> **TASK DATA**
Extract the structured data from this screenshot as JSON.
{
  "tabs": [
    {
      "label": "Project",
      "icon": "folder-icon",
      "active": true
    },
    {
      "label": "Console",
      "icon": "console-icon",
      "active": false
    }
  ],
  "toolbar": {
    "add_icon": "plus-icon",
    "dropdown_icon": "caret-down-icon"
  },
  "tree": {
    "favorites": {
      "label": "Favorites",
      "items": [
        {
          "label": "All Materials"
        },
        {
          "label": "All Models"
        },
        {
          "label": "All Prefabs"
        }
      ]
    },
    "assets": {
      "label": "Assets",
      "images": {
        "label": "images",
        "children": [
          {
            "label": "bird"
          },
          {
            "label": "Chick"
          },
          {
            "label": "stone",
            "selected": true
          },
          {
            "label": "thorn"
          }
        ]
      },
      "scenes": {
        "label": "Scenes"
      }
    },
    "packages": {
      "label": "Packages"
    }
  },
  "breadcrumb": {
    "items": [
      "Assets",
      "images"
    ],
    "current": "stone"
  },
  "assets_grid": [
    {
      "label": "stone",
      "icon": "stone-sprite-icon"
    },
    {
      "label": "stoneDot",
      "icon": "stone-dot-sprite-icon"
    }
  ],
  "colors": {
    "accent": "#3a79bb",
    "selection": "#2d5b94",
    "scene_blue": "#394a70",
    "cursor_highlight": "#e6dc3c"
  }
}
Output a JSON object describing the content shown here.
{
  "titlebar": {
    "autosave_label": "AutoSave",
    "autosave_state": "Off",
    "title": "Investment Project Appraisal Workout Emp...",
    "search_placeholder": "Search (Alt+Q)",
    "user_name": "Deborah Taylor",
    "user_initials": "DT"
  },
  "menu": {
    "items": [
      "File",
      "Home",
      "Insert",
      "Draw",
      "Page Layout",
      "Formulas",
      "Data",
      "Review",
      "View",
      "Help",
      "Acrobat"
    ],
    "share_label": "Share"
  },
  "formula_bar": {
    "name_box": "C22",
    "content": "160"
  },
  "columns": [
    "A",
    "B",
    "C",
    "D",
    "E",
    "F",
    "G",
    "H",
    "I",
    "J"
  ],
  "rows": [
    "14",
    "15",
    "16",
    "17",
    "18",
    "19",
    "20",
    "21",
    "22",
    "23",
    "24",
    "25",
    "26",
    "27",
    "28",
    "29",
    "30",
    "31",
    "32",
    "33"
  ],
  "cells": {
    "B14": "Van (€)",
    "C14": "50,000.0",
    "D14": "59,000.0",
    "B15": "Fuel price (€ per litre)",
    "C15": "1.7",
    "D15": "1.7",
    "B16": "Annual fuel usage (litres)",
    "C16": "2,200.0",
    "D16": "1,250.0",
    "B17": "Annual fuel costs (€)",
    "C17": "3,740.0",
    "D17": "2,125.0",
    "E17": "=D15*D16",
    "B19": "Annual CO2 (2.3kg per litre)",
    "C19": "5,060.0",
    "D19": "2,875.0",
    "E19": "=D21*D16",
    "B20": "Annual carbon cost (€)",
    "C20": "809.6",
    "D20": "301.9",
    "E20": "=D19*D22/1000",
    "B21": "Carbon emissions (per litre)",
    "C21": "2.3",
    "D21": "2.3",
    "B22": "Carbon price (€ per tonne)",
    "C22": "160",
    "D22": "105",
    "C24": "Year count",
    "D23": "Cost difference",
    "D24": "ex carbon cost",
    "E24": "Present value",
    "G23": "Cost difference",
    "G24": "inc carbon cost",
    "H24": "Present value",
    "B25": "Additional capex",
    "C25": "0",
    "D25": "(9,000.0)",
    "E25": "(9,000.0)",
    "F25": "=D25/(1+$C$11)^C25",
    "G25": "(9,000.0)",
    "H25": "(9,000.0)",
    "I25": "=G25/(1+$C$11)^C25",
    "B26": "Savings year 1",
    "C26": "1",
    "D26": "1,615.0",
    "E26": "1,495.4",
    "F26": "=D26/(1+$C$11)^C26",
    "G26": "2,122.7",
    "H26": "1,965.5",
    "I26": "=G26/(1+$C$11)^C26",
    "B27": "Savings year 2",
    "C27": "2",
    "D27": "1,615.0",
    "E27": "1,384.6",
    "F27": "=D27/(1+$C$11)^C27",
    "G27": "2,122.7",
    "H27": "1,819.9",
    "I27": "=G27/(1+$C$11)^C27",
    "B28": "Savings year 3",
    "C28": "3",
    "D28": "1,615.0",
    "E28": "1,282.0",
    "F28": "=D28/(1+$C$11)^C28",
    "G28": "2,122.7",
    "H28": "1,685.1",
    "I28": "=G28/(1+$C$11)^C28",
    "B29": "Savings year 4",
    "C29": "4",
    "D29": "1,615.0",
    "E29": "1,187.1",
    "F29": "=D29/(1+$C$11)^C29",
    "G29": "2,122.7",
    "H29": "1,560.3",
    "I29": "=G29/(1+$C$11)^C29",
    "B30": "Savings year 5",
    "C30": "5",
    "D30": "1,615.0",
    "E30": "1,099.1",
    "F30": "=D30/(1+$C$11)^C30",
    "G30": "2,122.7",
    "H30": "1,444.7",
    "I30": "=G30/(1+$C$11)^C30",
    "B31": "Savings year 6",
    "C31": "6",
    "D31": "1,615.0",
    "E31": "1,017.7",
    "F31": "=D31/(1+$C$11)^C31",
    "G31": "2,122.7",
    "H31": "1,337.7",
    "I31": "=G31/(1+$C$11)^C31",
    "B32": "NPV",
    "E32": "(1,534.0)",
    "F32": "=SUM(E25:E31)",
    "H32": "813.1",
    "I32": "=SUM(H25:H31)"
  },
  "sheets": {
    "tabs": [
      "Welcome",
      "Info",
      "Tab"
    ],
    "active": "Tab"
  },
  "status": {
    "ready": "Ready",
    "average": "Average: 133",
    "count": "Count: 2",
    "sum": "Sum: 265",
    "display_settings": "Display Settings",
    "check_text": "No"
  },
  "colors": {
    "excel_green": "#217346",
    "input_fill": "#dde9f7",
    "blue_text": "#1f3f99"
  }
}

> **TASK TO COMPLETE**
Extract all lines as given.

> **ANSWER TO THIS TASK**
Extract the structured data from this screenshot as JSON.
{
  "tabs": [
    {
      "label": "Project",
      "icon": "folder-icon",
      "active": true
    },
    {
      "label": "Console",
      "icon": "console-icon",
      "active": false
    }
  ],
  "toolbar": {
    "add_icon": "plus-icon",
    "dropdown_icon": "caret-down-icon"
  },
  "tree": {
    "favorites": {
      "label": "Favorites",
      "items": [
        {
          "label": "All Materials"
        },
        {
          "label": "All Models"
        },
        {
          "label": "All Prefabs"
        }
      ]
    },
    "assets": {
      "label": "Assets",
      "images": {
        "label": "images",
        "children": [
          {
            "label": "bird"
          },
          {
            "label": "Chick"
          },
          {
            "label": "stone",
            "selected": true
          },
          {
            "label": "thorn"
          }
        ]
      },
      "scenes": {
        "label": "Scenes"
      }
    },
    "packages": {
      "label": "Packages"
    }
  },
  "breadcrumb": {
    "items": [
      "Assets",
      "images"
    ],
    "current": "stone"
  },
  "assets_grid": [
    {
      "label": "stone",
      "icon": "stone-sprite-icon"
    },
    {
      "label": "stoneDot",
      "icon": "stone-dot-sprite-icon"
    }
  ],
  "colors": {
    "accent": "#3a79bb",
    "selection": "#2d5b94",
    "scene_blue": "#394a70",
    "cursor_highlight": "#e6dc3c"
  }
}
Output a JSON object describing the content shown here.
{
  "titlebar": {
    "autosave_label": "AutoSave",
    "autosave_state": "Off",
    "title": "Investment Project Appraisal Workout Emp...",
    "search_placeholder": "Search (Alt+Q)",
    "user_name": "Deborah Taylor",
    "user_initials": "DT"
  },
  "menu": {
    "items": [
      "File",
      "Home",
      "Insert",
      "Draw",
      "Page Layout",
      "Formulas",
      "Data",
      "Review",
      "View",
      "Help",
      "Acrobat"
    ],
    "share_label": "Share"
  },
  "formula_bar": {
    "name_box": "C22",
    "content": "160"
  },
  "columns": [
    "A",
    "B",
    "C",
    "D",
    "E",
    "F",
    "G",
    "H",
    "I",
    "J"
  ],
  "rows": [
    "14",
    "15",
    "16",
    "17",
    "18",
    "19",
    "20",
    "21",
    "22",
    "23",
    "24",
    "25",
    "26",
    "27",
    "28",
    "29",
    "30",
    "31",
    "32",
    "33"
  ],
  "cells": {
    "B14": "Van (€)",
    "C14": "50,000.0",
    "D14": "59,000.0",
    "B15": "Fuel price (€ per litre)",
    "C15": "1.7",
    "D15": "1.7",
    "B16": "Annual fuel usage (litres)",
    "C16": "2,200.0",
    "D16": "1,250.0",
    "B17": "Annual fuel costs (€)",
    "C17": "3,740.0",
    "D17": "2,125.0",
    "E17": "=D15*D16",
    "B19": "Annual CO2 (2.3kg per litre)",
    "C19": "5,060.0",
    "D19": "2,875.0",
    "E19": "=D21*D16",
    "B20": "Annual carbon cost (€)",
    "C20": "809.6",
    "D20": "301.9",
    "E20": "=D19*D22/1000",
    "B21": "Carbon emissions (per litre)",
    "C21": "2.3",
    "D21": "2.3",
    "B22": "Carbon price (€ per tonne)",
    "C22": "160",
    "D22": "105",
    "C24": "Year count",
    "D23": "Cost difference",
    "D24": "ex carbon cost",
    "E24": "Present value",
    "G23": "Cost difference",
    "G24": "inc carbon cost",
    "H24": "Present value",
    "B25": "Additional capex",
    "C25": "0",
    "D25": "(9,000.0)",
    "E25": "(9,000.0)",
    "F25": "=D25/(1+$C$11)^C25",
    "G25": "(9,000.0)",
    "H25": "(9,000.0)",
    "I25": "=G25/(1+$C$11)^C25",
    "B26": "Savings year 1",
    "C26": "1",
    "D26": "1,615.0",
    "E26": "1,495.4",
    "F26": "=D26/(1+$C$11)^C26",
    "G26": "2,122.7",
    "H26": "1,965.5",
    "I26": "=G26/(1+$C$11)^C26",
    "B27": "Savings year 2",
    "C27": "2",
    "D27": "1,615.0",
    "E27": "1,384.6",
    "F27": "=D27/(1+$C$11)^C27",
    "G27": "2,122.7",
    "H27": "1,819.9",
    "I27": "=G27/(1+$C$11)^C27",
    "B28": "Savings year 3",
    "C28": "3",
    "D28": "1,615.0",
    "E28": "1,282.0",
    "F28": "=D28/(1+$C$11)^C28",
    "G28": "2,122.7",
    "H28": "1,685.1",
    "I28": "=G28/(1+$C$11)^C28",
    "B29": "Savings year 4",
    "C29": "4",
    "D29": "1,615.0",
    "E29": "1,187.1",
    "F29": "=D29/(1+$C$11)^C29",
    "G29": "2,122.7",
    "H29": "1,560.3",
    "I29": "=G29/(1+$C$11)^C29",
    "B30": "Savings year 5",
    "C30": "5",
    "D30": "1,615.0",
    "E30": "1,099.1",
    "F30": "=D30/(1+$C$11)^C30",
    "G30": "2,122.7",
    "H30": "1,444.7",
    "I30": "=G30/(1+$C$11)^C30",
    "B31": "Savings year 6",
    "C31": "6",
    "D31": "1,615.0",
    "E31": "1,017.7",
    "F31": "=D31/(1+$C$11)^C31",
    "G31": "2,122.7",
    "H31": "1,337.7",
    "I31": "=G31/(1+$C$11)^C31",
    "B32": "NPV",
    "E32": "(1,534.0)",
    "F32": "=SUM(E25:E31)",
    "H32": "813.1",
    "I32": "=SUM(H25:H31)"
  },
  "sheets": {
    "tabs": [
      "Welcome",
      "Info",
      "Tab"
    ],
    "active": "Tab"
  },
  "status": {
    "ready": "Ready",
    "average": "Average: 133",
    "count": "Count: 2",
    "sum": "Sum: 265",
    "display_settings": "Display Settings",
    "check_text": "No"
  },
  "colors": {
    "excel_green": "#217346",
    "input_fill": "#dde9f7",
    "blue_text": "#1f3f99"
  }
}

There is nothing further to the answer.